(Collection entries)
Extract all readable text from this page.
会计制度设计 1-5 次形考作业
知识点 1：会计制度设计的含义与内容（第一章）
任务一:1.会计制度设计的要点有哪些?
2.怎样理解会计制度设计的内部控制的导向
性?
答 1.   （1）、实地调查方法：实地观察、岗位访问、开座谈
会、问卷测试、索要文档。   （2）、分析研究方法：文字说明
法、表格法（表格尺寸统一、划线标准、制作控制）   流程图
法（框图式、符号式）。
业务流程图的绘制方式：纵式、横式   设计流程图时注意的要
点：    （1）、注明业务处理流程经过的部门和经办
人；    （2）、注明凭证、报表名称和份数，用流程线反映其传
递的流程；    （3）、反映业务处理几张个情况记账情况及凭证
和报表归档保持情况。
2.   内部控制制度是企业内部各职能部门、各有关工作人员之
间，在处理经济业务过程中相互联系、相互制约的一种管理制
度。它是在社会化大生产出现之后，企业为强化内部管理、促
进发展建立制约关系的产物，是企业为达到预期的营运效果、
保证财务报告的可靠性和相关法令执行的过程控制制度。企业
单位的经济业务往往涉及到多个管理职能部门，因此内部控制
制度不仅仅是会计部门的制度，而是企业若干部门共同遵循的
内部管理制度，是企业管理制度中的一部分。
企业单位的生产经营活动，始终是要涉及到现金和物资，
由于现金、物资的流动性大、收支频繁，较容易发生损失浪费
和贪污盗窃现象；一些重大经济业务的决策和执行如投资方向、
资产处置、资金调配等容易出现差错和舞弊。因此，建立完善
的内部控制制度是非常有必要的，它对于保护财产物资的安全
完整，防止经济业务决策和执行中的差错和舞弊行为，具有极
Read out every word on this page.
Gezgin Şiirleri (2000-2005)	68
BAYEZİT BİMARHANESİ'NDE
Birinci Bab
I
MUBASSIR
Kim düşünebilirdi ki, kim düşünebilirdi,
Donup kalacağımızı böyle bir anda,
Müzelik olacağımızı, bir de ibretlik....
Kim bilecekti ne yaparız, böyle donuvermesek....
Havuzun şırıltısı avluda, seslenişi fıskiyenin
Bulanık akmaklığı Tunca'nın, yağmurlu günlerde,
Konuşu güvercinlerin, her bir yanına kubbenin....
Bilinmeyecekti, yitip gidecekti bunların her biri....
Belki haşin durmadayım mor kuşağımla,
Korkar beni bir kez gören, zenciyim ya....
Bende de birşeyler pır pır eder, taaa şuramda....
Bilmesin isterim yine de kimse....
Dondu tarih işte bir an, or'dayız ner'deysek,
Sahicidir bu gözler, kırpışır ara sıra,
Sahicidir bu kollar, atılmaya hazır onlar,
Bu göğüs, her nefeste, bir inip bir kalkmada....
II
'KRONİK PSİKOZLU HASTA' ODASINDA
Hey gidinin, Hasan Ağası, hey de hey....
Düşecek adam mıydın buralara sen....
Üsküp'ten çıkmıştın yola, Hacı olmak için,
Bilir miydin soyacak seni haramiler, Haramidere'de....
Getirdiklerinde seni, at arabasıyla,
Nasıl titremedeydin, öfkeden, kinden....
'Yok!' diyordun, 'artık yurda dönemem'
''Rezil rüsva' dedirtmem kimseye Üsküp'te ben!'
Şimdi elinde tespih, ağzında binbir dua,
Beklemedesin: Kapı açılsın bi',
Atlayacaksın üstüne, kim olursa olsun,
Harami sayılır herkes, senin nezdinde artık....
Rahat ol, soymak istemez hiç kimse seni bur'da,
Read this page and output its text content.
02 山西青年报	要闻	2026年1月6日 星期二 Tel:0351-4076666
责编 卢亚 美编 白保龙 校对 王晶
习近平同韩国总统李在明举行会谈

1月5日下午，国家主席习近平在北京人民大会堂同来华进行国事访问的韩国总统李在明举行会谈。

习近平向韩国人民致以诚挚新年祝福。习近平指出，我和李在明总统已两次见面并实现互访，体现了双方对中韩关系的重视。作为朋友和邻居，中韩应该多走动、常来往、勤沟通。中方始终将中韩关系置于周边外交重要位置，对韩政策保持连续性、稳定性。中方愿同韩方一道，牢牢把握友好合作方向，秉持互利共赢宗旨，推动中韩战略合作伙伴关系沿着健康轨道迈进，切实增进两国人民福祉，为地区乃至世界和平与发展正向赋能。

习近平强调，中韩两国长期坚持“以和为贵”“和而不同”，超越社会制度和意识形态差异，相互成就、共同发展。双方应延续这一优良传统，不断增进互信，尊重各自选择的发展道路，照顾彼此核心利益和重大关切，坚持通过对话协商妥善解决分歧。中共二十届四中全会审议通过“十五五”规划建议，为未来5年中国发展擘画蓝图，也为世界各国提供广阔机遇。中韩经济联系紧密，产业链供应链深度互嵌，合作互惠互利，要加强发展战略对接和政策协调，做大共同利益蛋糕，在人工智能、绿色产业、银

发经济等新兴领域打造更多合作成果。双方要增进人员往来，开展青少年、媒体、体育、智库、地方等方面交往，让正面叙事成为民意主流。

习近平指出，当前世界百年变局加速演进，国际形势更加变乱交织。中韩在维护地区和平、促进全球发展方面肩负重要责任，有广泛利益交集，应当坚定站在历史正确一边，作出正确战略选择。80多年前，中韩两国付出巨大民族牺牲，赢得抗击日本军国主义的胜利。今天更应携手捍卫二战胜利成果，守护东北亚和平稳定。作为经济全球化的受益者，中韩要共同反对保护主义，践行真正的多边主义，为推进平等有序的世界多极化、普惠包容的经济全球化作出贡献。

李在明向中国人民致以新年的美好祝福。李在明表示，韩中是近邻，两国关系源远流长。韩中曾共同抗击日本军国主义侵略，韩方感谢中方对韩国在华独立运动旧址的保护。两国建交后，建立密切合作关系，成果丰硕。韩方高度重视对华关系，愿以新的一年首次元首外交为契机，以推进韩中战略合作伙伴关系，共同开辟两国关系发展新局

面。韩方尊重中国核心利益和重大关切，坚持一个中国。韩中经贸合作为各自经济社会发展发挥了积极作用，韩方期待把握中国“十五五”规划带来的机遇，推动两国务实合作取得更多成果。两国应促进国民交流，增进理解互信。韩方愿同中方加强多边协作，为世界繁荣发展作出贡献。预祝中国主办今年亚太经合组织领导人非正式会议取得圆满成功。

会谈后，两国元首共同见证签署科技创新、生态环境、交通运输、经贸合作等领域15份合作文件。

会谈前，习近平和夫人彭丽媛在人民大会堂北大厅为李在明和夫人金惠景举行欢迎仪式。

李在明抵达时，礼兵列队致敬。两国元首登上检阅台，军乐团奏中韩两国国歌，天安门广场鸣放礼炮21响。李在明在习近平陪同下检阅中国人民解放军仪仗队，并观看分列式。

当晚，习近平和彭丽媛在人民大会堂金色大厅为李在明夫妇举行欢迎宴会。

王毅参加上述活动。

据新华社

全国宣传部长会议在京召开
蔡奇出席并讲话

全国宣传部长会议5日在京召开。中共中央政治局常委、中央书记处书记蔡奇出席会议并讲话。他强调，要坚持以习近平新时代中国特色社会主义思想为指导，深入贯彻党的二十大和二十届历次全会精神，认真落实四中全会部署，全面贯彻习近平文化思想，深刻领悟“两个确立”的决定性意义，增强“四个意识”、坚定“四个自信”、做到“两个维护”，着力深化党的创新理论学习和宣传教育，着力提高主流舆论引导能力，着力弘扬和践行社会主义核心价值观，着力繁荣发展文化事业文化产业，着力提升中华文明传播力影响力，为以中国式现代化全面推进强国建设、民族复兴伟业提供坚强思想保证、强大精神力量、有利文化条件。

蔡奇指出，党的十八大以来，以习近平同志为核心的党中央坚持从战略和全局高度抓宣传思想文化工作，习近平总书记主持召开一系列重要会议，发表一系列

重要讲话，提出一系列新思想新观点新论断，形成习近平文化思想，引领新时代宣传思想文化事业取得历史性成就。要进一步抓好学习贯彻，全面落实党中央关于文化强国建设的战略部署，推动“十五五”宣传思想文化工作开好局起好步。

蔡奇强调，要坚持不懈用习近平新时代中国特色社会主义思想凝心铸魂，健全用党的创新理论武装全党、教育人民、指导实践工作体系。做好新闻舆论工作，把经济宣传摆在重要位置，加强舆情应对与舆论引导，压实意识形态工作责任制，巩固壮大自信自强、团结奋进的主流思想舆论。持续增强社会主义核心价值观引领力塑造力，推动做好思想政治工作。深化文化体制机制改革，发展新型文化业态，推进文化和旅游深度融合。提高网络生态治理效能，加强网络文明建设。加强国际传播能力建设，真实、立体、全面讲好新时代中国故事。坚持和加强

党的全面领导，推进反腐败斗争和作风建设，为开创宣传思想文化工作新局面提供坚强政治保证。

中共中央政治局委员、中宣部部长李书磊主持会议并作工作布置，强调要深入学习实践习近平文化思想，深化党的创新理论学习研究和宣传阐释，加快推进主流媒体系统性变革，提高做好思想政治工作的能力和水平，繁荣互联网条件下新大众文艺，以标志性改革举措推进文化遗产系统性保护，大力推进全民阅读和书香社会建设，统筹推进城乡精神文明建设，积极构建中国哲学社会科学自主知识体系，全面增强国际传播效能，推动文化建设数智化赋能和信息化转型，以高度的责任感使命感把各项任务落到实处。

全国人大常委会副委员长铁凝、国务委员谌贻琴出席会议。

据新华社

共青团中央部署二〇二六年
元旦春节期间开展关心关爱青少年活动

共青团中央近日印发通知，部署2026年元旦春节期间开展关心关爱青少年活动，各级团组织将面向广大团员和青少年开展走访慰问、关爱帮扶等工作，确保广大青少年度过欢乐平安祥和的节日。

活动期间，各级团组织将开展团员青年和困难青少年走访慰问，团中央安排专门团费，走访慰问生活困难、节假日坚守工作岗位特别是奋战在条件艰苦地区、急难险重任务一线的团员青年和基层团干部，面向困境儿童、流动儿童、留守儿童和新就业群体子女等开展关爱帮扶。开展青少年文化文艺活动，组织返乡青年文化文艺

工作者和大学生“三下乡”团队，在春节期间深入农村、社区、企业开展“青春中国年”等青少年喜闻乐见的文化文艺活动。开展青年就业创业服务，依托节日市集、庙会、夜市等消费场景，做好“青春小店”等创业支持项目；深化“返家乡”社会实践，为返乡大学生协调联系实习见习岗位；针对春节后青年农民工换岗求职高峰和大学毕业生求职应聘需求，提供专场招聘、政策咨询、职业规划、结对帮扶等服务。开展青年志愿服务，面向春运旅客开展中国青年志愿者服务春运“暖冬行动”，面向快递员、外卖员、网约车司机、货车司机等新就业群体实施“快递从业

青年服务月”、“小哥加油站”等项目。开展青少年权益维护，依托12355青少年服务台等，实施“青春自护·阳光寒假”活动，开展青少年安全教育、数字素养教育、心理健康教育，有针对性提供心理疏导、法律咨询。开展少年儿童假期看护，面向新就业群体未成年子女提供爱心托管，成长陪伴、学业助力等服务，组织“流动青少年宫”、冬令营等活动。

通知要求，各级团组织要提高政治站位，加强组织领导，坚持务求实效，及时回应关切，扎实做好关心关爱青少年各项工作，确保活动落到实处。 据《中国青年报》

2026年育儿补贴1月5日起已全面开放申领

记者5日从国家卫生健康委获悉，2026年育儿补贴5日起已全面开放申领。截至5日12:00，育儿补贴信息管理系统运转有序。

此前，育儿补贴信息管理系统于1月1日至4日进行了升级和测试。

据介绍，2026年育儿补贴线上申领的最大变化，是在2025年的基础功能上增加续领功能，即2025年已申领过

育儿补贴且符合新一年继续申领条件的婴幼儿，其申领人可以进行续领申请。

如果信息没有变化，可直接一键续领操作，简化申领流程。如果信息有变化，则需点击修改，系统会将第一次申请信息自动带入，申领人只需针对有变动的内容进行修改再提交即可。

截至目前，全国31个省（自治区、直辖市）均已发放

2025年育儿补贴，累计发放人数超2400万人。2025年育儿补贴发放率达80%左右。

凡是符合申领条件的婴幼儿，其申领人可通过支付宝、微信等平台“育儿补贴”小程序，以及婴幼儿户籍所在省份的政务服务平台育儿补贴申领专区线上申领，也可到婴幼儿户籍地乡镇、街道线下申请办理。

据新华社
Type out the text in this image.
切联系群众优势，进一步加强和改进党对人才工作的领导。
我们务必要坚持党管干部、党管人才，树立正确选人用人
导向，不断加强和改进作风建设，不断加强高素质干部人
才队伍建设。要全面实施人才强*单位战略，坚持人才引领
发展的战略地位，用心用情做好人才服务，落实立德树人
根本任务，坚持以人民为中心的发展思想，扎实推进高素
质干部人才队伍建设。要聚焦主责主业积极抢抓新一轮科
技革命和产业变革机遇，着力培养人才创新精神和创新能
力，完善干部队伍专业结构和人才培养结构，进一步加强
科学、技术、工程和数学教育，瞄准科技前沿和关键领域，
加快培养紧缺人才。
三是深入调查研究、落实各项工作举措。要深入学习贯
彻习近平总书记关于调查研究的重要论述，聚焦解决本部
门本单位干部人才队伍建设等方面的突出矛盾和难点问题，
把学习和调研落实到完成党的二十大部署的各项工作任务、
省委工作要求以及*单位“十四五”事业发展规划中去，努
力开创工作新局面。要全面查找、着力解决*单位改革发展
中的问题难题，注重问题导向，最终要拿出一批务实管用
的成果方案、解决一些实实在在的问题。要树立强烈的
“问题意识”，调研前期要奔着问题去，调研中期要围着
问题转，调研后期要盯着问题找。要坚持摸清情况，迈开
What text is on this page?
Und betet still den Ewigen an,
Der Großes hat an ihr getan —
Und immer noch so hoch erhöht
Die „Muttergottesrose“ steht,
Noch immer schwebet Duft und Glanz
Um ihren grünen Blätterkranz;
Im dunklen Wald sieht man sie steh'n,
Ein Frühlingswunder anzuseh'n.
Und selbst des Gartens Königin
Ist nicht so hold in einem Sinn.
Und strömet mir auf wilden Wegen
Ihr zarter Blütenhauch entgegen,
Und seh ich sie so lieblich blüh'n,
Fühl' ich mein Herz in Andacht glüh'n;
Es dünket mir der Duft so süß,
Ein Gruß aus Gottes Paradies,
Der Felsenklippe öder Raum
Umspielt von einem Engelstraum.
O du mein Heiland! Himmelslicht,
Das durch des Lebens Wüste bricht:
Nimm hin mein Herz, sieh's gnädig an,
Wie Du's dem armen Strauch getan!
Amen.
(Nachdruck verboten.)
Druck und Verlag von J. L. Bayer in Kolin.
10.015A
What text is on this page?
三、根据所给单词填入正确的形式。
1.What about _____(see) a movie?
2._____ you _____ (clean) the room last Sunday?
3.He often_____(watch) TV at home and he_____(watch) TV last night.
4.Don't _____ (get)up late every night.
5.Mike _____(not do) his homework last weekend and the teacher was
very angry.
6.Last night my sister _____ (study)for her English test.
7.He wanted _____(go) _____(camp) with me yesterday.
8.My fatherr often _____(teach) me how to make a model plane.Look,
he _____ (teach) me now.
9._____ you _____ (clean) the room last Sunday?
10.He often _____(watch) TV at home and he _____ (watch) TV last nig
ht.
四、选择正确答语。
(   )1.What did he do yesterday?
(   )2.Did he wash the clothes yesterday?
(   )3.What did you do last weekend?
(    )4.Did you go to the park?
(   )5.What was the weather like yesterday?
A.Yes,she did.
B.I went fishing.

Work required ->
In the material above, show every line where the word "text" turns up.

The output ->
Extract all readable text from this page.
Read this page and output its text content.
Type out the text in this image.
What text is on this page?
What text is on this page?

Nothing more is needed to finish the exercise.